::: RECORDS PROVIDED
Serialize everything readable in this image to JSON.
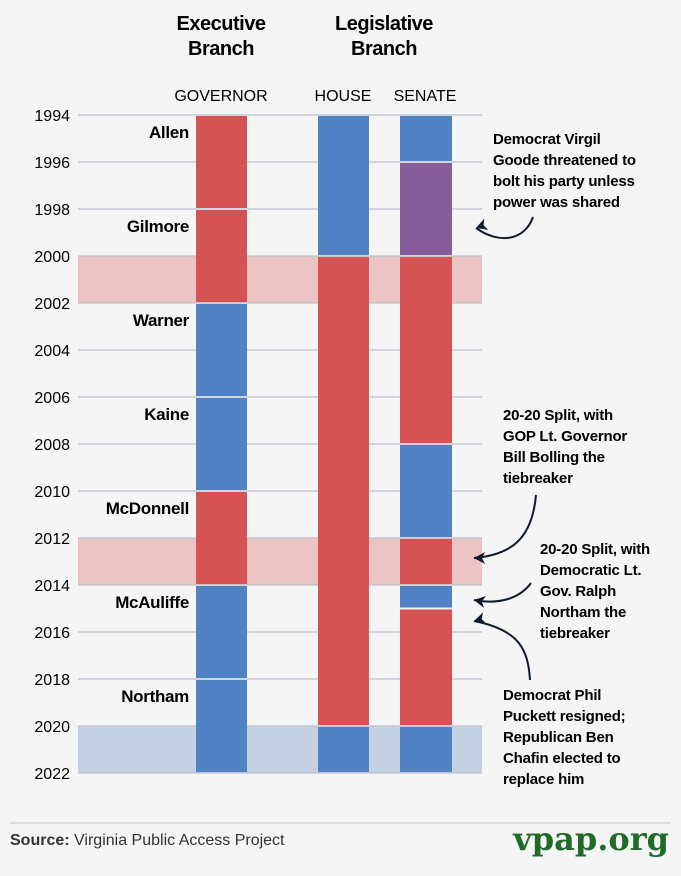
{
  "headers": {
    "executive": [
      "Executive",
      "Branch"
    ],
    "legislative": [
      "Legislative",
      "Branch"
    ]
  },
  "columns": {
    "governor": "GOVERNOR",
    "house": "HOUSE",
    "senate": "SENATE"
  },
  "colors": {
    "republican": "#d65355",
    "democrat": "#5182c3",
    "split": "#875c9b",
    "republican_band": "#ecc4c4",
    "democrat_band": "#c3d1e3"
  },
  "chart_data": {
    "type": "timeline",
    "ylim": [
      1994,
      2022
    ],
    "yticks": [
      1994,
      1996,
      1998,
      2000,
      2002,
      2004,
      2006,
      2008,
      2010,
      2012,
      2014,
      2016,
      2018,
      2020,
      2022
    ],
    "governor": [
      {
        "name": "Allen",
        "party": "republican",
        "start": 1994,
        "end": 1998
      },
      {
        "name": "Gilmore",
        "party": "republican",
        "start": 1998,
        "end": 2002
      },
      {
        "name": "Warner",
        "party": "democrat",
        "start": 2002,
        "end": 2006
      },
      {
        "name": "Kaine",
        "party": "democrat",
        "start": 2006,
        "end": 2010
      },
      {
        "name": "McDonnell",
        "party": "republican",
        "start": 2010,
        "end": 2014
      },
      {
        "name": "McAuliffe",
        "party": "democrat",
        "start": 2014,
        "end": 2018
      },
      {
        "name": "Northam",
        "party": "democrat",
        "start": 2018,
        "end": 2022
      }
    ],
    "house": [
      {
        "party": "democrat",
        "start": 1994,
        "end": 2000
      },
      {
        "party": "republican",
        "start": 2000,
        "end": 2020
      },
      {
        "party": "democrat",
        "start": 2020,
        "end": 2022
      }
    ],
    "senate": [
      {
        "party": "democrat",
        "start": 1994,
        "end": 1996
      },
      {
        "party": "split",
        "start": 1996,
        "end": 2000
      },
      {
        "party": "republican",
        "start": 2000,
        "end": 2008
      },
      {
        "party": "democrat",
        "start": 2008,
        "end": 2012
      },
      {
        "party": "republican",
        "start": 2012,
        "end": 2014
      },
      {
        "party": "democrat",
        "start": 2014,
        "end": 2015
      },
      {
        "party": "republican",
        "start": 2015,
        "end": 2020
      },
      {
        "party": "democrat",
        "start": 2020,
        "end": 2022
      }
    ],
    "bands": [
      {
        "party": "republican",
        "start": 2000,
        "end": 2002
      },
      {
        "party": "republican",
        "start": 2012,
        "end": 2014
      },
      {
        "party": "democrat",
        "start": 2020,
        "end": 2022
      }
    ],
    "annotations": [
      {
        "lines": [
          "Democrat Virgil",
          "Goode threatened to",
          "bolt his party unless",
          "power was shared"
        ],
        "points_to": 1999
      },
      {
        "lines": [
          "20-20 Split, with",
          "GOP Lt. Governor",
          "Bill Bolling the",
          "tiebreaker"
        ],
        "points_to": 2013
      },
      {
        "lines": [
          "20-20 Split, with",
          "Democratic Lt.",
          "Gov. Ralph",
          "Northam the",
          "tiebreaker"
        ],
        "points_to": 2014.5
      },
      {
        "lines": [
          "Democrat Phil",
          "Puckett resigned;",
          "Republican Ben",
          "Chafin elected to",
          "replace him"
        ],
        "points_to": 2015.5
      }
    ]
  },
  "footer": {
    "source_label": "Source:",
    "source": "Virginia Public Access Project",
    "logo": "vpap.org"
  }
}
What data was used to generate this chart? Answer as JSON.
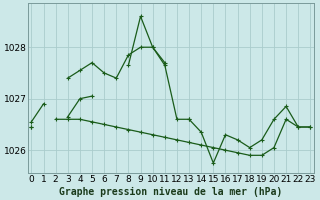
{
  "x": [
    0,
    1,
    2,
    3,
    4,
    5,
    6,
    7,
    8,
    9,
    10,
    11,
    12,
    13,
    14,
    15,
    16,
    17,
    18,
    19,
    20,
    21,
    22,
    23
  ],
  "line1": [
    1026.55,
    1026.9,
    null,
    1026.65,
    1027.0,
    1027.05,
    null,
    null,
    1027.65,
    1028.6,
    1028.0,
    1027.7,
    null,
    1026.6,
    null,
    null,
    null,
    null,
    null,
    null,
    null,
    null,
    null,
    null
  ],
  "line2": [
    1026.45,
    null,
    null,
    1027.4,
    1027.55,
    1027.7,
    1027.5,
    1027.4,
    1027.85,
    1028.0,
    1028.0,
    1027.65,
    1026.6,
    1026.6,
    1026.35,
    1025.75,
    1026.3,
    1026.2,
    1026.05,
    1026.2,
    1026.6,
    1026.85,
    1026.45,
    1026.45
  ],
  "line3": [
    1026.45,
    null,
    1026.6,
    1026.6,
    1026.6,
    1026.55,
    1026.5,
    1026.45,
    1026.4,
    1026.35,
    1026.3,
    1026.25,
    1026.2,
    1026.15,
    1026.1,
    1026.05,
    1026.0,
    1025.95,
    1025.9,
    1025.9,
    1026.05,
    1026.6,
    1026.45,
    1026.45
  ],
  "bg_color": "#cce8e8",
  "grid_color": "#aacccc",
  "line_color": "#1a5c1a",
  "title": "Graphe pression niveau de la mer (hPa)",
  "tick_fontsize": 6.5,
  "title_fontsize": 7.0,
  "xlim": [
    -0.3,
    23.3
  ],
  "ylim": [
    1025.55,
    1028.85
  ],
  "yticks": [
    1026,
    1027,
    1028
  ],
  "xtick_labels": [
    "0",
    "1",
    "2",
    "3",
    "4",
    "5",
    "6",
    "7",
    "8",
    "9",
    "10",
    "11",
    "12",
    "13",
    "14",
    "15",
    "16",
    "17",
    "18",
    "19",
    "20",
    "21",
    "22",
    "23"
  ]
}
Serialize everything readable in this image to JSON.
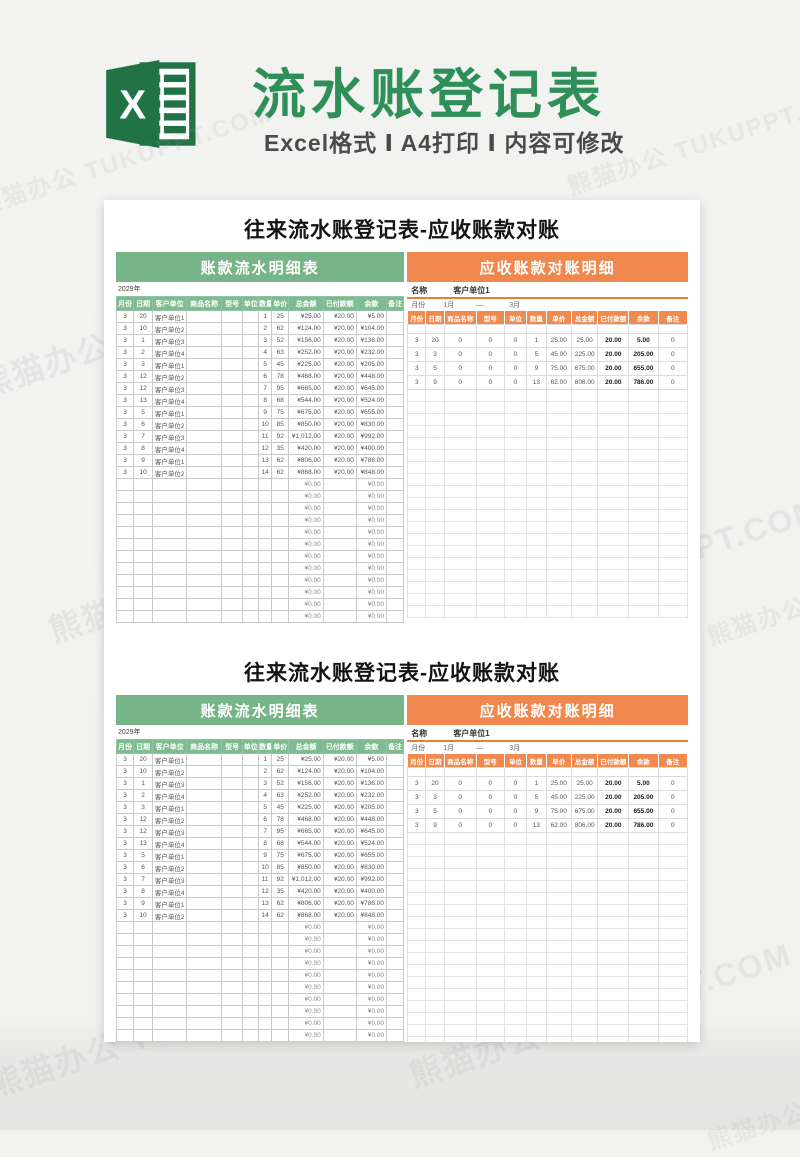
::::::
● DIRECTIONS FOR THIS TASK: Copy every record above exactly, leaving out the pictures.

● THE RESPONSE:
Serialize everything readable in this image to JSON.
{
  "headers": {
    "executive": [
      "Executive",
      "Branch"
    ],
    "legislative": [
      "Legislative",
      "Branch"
    ]
  },
  "columns": {
    "governor": "GOVERNOR",
    "house": "HOUSE",
    "senate": "SENATE"
  },
  "colors": {
    "republican": "#d65355",
    "democrat": "#5182c3",
    "split": "#875c9b",
    "republican_band": "#ecc4c4",
    "democrat_band": "#c3d1e3"
  },
  "chart_data": {
    "type": "timeline",
    "ylim": [
      1994,
      2022
    ],
    "yticks": [
      1994,
      1996,
      1998,
      2000,
      2002,
      2004,
      2006,
      2008,
      2010,
      2012,
      2014,
      2016,
      2018,
      2020,
      2022
    ],
    "governor": [
      {
        "name": "Allen",
        "party": "republican",
        "start": 1994,
        "end": 1998
      },
      {
        "name": "Gilmore",
        "party": "republican",
        "start": 1998,
        "end": 2002
      },
      {
        "name": "Warner",
        "party": "democrat",
        "start": 2002,
        "end": 2006
      },
      {
        "name": "Kaine",
        "party": "democrat",
        "start": 2006,
        "end": 2010
      },
      {
        "name": "McDonnell",
        "party": "republican",
        "start": 2010,
        "end": 2014
      },
      {
        "name": "McAuliffe",
        "party": "democrat",
        "start": 2014,
        "end": 2018
      },
      {
        "name": "Northam",
        "party": "democrat",
        "start": 2018,
        "end": 2022
      }
    ],
    "house": [
      {
        "party": "democrat",
        "start": 1994,
        "end": 2000
      },
      {
        "party": "republican",
        "start": 2000,
        "end": 2020
      },
      {
        "party": "democrat",
        "start": 2020,
        "end": 2022
      }
    ],
    "senate": [
      {
        "party": "democrat",
        "start": 1994,
        "end": 1996
      },
      {
        "party": "split",
        "start": 1996,
        "end": 2000
      },
      {
        "party": "republican",
        "start": 2000,
        "end": 2008
      },
      {
        "party": "democrat",
        "start": 2008,
        "end": 2012
      },
      {
        "party": "republican",
        "start": 2012,
        "end": 2014
      },
      {
        "party": "democrat",
        "start": 2014,
        "end": 2015
      },
      {
        "party": "republican",
        "start": 2015,
        "end": 2020
      },
      {
        "party": "democrat",
        "start": 2020,
        "end": 2022
      }
    ],
    "bands": [
      {
        "party": "republican",
        "start": 2000,
        "end": 2002
      },
      {
        "party": "republican",
        "start": 2012,
        "end": 2014
      },
      {
        "party": "democrat",
        "start": 2020,
        "end": 2022
      }
    ],
    "annotations": [
      {
        "lines": [
          "Democrat Virgil",
          "Goode threatened to",
          "bolt his party unless",
          "power was shared"
        ],
        "points_to": 1999
      },
      {
        "lines": [
          "20-20 Split, with",
          "GOP Lt. Governor",
          "Bill Bolling the",
          "tiebreaker"
        ],
        "points_to": 2013
      },
      {
        "lines": [
          "20-20 Split, with",
          "Democratic Lt.",
          "Gov. Ralph",
          "Northam the",
          "tiebreaker"
        ],
        "points_to": 2014.5
      },
      {
        "lines": [
          "Democrat Phil",
          "Puckett resigned;",
          "Republican Ben",
          "Chafin elected to",
          "replace him"
        ],
        "points_to": 2015.5
      }
    ]
  },
  "footer": {
    "source_label": "Source:",
    "source": "Virginia Public Access Project",
    "logo": "vpap.org"
  }
}
What data was used to generate this chart? Answer as JSON.
{
  "x": [
    0,
    1,
    2,
    3,
    4,
    5,
    6,
    7,
    8,
    9,
    10,
    11,
    12,
    13,
    14,
    15,
    16,
    17,
    18,
    19,
    20,
    21,
    22,
    23
  ],
  "line1": [
    1026.55,
    1026.9,
    null,
    1026.65,
    1027.0,
    1027.05,
    null,
    null,
    1027.65,
    1028.6,
    1028.0,
    1027.7,
    null,
    1026.6,
    null,
    null,
    null,
    null,
    null,
    null,
    null,
    null,
    null,
    null
  ],
  "line2": [
    1026.45,
    null,
    null,
    1027.4,
    1027.55,
    1027.7,
    1027.5,
    1027.4,
    1027.85,
    1028.0,
    1028.0,
    1027.65,
    1026.6,
    1026.6,
    1026.35,
    1025.75,
    1026.3,
    1026.2,
    1026.05,
    1026.2,
    1026.6,
    1026.85,
    1026.45,
    1026.45
  ],
  "line3": [
    1026.45,
    null,
    1026.6,
    1026.6,
    1026.6,
    1026.55,
    1026.5,
    1026.45,
    1026.4,
    1026.35,
    1026.3,
    1026.25,
    1026.2,
    1026.15,
    1026.1,
    1026.05,
    1026.0,
    1025.95,
    1025.9,
    1025.9,
    1026.05,
    1026.6,
    1026.45,
    1026.45
  ],
  "bg_color": "#cce8e8",
  "grid_color": "#aacccc",
  "line_color": "#1a5c1a",
  "title": "Graphe pression niveau de la mer (hPa)",
  "tick_fontsize": 6.5,
  "title_fontsize": 7.0,
  "xlim": [
    -0.3,
    23.3
  ],
  "ylim": [
    1025.55,
    1028.85
  ],
  "yticks": [
    1026,
    1027,
    1028
  ],
  "xtick_labels": [
    "0",
    "1",
    "2",
    "3",
    "4",
    "5",
    "6",
    "7",
    "8",
    "9",
    "10",
    "11",
    "12",
    "13",
    "14",
    "15",
    "16",
    "17",
    "18",
    "19",
    "20",
    "21",
    "22",
    "23"
  ]
}
Serialize everything readable in this image to JSON.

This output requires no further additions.